* _EXERCISE INSTRUCTIONS_
Reproduce the full listing below unchanged, apart from the pictures.

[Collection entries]
━━━━━━━━━━━━━━━━━━━━━━━━━━━━━━

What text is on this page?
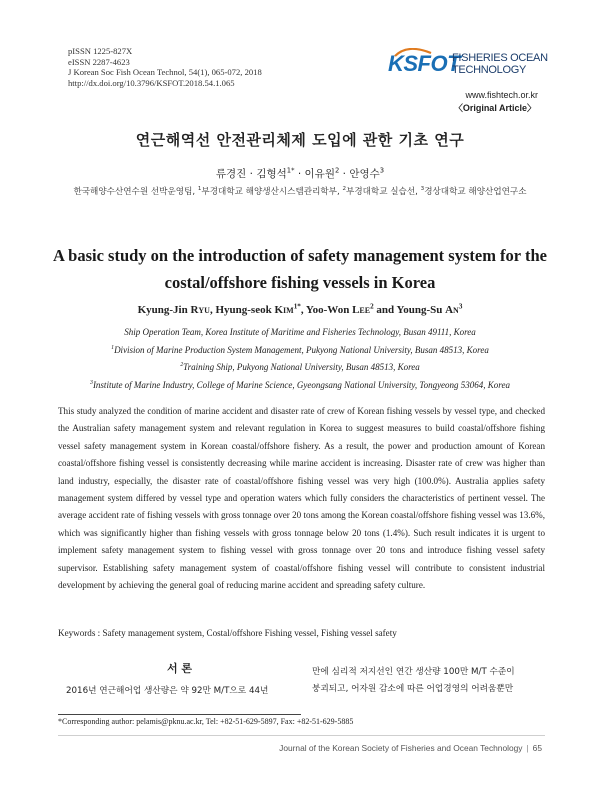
pISSN 1225-827X
eISSN 2287-4623
J Korean Soc Fish Ocean Technol, 54(1), 065-072, 2018
http://dx.doi.org/10.3796/KSFOT.2018.54.1.065
KSFOT
FISHERIES OCEAN
TECHNOLOGY
www.fishtech.or.kr
〈Original Article〉
연근해역선 안전관리체제 도입에 관한 기초 연구
류경진 · 김형석$^{1*}$ · 이유원$^2$ · 안영수$^3$
한국해양수산연수원 선박운영팀, $^1$부경대학교 해양생산시스템관리학부, $^2$부경대학교 실습선, $^3$경상대학교 해양산업연구소
A basic study on the introduction of safety management system for the
costal/offshore fishing vessels in Korea
Kyung-Jin Ryu, Hyung-seok Kim$^{1*}$, Yoo-Won Lee$^2$ and Young-Su An$^3$
Ship Operation Team, Korea Institute of Maritime and Fisheries Technology, Busan 49111, Korea
$^1$Division of Marine Production System Management, Pukyong National University, Busan 48513, Korea
$^2$Training Ship, Pukyong National University, Busan 48513, Korea
$^3$Institute of Marine Industry, College of Marine Science, Gyeongsang National University, Tongyeong 53064, Korea
This study analyzed the condition of marine accident and disaster rate of crew of Korean fishing vessels by vessel type, and checked the Australian safety management system and relevant regulation in Korea to suggest measures to build coastal/offshore fishing vessel safety management system in Korean coastal/offshore fishery. As a result, the power and production amount of Korean coastal/offshore fishing vessel is consistently decreasing while marine accident is increasing. Disaster rate of crew was higher than land industry, especially, the disaster rate of coastal/offshore fishing vessel was very high (100.0%). Australia applies safety management system differed by vessel type and operation waters which fully considers the characteristics of pertinent vessel. The average accident rate of fishing vessels with gross tonnage over 20 tons among the Korean coastal/offshore fishing vessel was 13.6%, which was significantly higher than fishing vessels with gross tonnage below 20 tons (1.4%). Such result indicates it is urgent to implement safety management system to fishing vessel with gross tonnage over 20 tons and introduce fishing vessel safety supervisor. Establishing safety management system of coastal/offshore fishing vessel will contribute to consistent industrial development by achieving the general goal of reducing marine accident and spreading safety culture.
Keywords : Safety management system, Costal/offshore Fishing vessel, Fishing vessel safety
서 론
2016년 연근해어업 생산량은 약 92만 M/T으로 44년
만에 심리적 저지선인 연간 생산량 100만 M/T 수준이
붕괴되고, 어자원 감소에 따른 어업경영의 어려움뿐만
*Corresponding author: pelamis@pknu.ac.kr, Tel: +82-51-629-5897, Fax: +82-51-629-5885
Journal of the Korean Society of Fisheries and Ocean Technology | 65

━━━━━━━━━━━━━━━━━━━━━━━━━━━━━━

* _SOLUTION FOR THIS EXERCISE_
What text is on this page?
pISSN 1225-827X
eISSN 2287-4623
J Korean Soc Fish Ocean Technol, 54(1), 065-072, 2018
http://dx.doi.org/10.3796/KSFOT.2018.54.1.065
KSFOT
FISHERIES OCEAN
TECHNOLOGY
www.fishtech.or.kr
〈Original Article〉
연근해역선 안전관리체제 도입에 관한 기초 연구
류경진 · 김형석$^{1*}$ · 이유원$^2$ · 안영수$^3$
한국해양수산연수원 선박운영팀, $^1$부경대학교 해양생산시스템관리학부, $^2$부경대학교 실습선, $^3$경상대학교 해양산업연구소
A basic study on the introduction of safety management system for the
costal/offshore fishing vessels in Korea
Kyung-Jin Ryu, Hyung-seok Kim$^{1*}$, Yoo-Won Lee$^2$ and Young-Su An$^3$
Ship Operation Team, Korea Institute of Maritime and Fisheries Technology, Busan 49111, Korea
$^1$Division of Marine Production System Management, Pukyong National University, Busan 48513, Korea
$^2$Training Ship, Pukyong National University, Busan 48513, Korea
$^3$Institute of Marine Industry, College of Marine Science, Gyeongsang National University, Tongyeong 53064, Korea
This study analyzed the condition of marine accident and disaster rate of crew of Korean fishing vessels by vessel type, and checked the Australian safety management system and relevant regulation in Korea to suggest measures to build coastal/offshore fishing vessel safety management system in Korean coastal/offshore fishery. As a result, the power and production amount of Korean coastal/offshore fishing vessel is consistently decreasing while marine accident is increasing. Disaster rate of crew was higher than land industry, especially, the disaster rate of coastal/offshore fishing vessel was very high (100.0%). Australia applies safety management system differed by vessel type and operation waters which fully considers the characteristics of pertinent vessel. The average accident rate of fishing vessels with gross tonnage over 20 tons among the Korean coastal/offshore fishing vessel was 13.6%, which was significantly higher than fishing vessels with gross tonnage below 20 tons (1.4%). Such result indicates it is urgent to implement safety management system to fishing vessel with gross tonnage over 20 tons and introduce fishing vessel safety supervisor. Establishing safety management system of coastal/offshore fishing vessel will contribute to consistent industrial development by achieving the general goal of reducing marine accident and spreading safety culture.
Keywords : Safety management system, Costal/offshore Fishing vessel, Fishing vessel safety
서 론
2016년 연근해어업 생산량은 약 92만 M/T으로 44년
만에 심리적 저지선인 연간 생산량 100만 M/T 수준이
붕괴되고, 어자원 감소에 따른 어업경영의 어려움뿐만
*Corresponding author: pelamis@pknu.ac.kr, Tel: +82-51-629-5897, Fax: +82-51-629-5885
Journal of the Korean Society of Fisheries and Ocean Technology | 65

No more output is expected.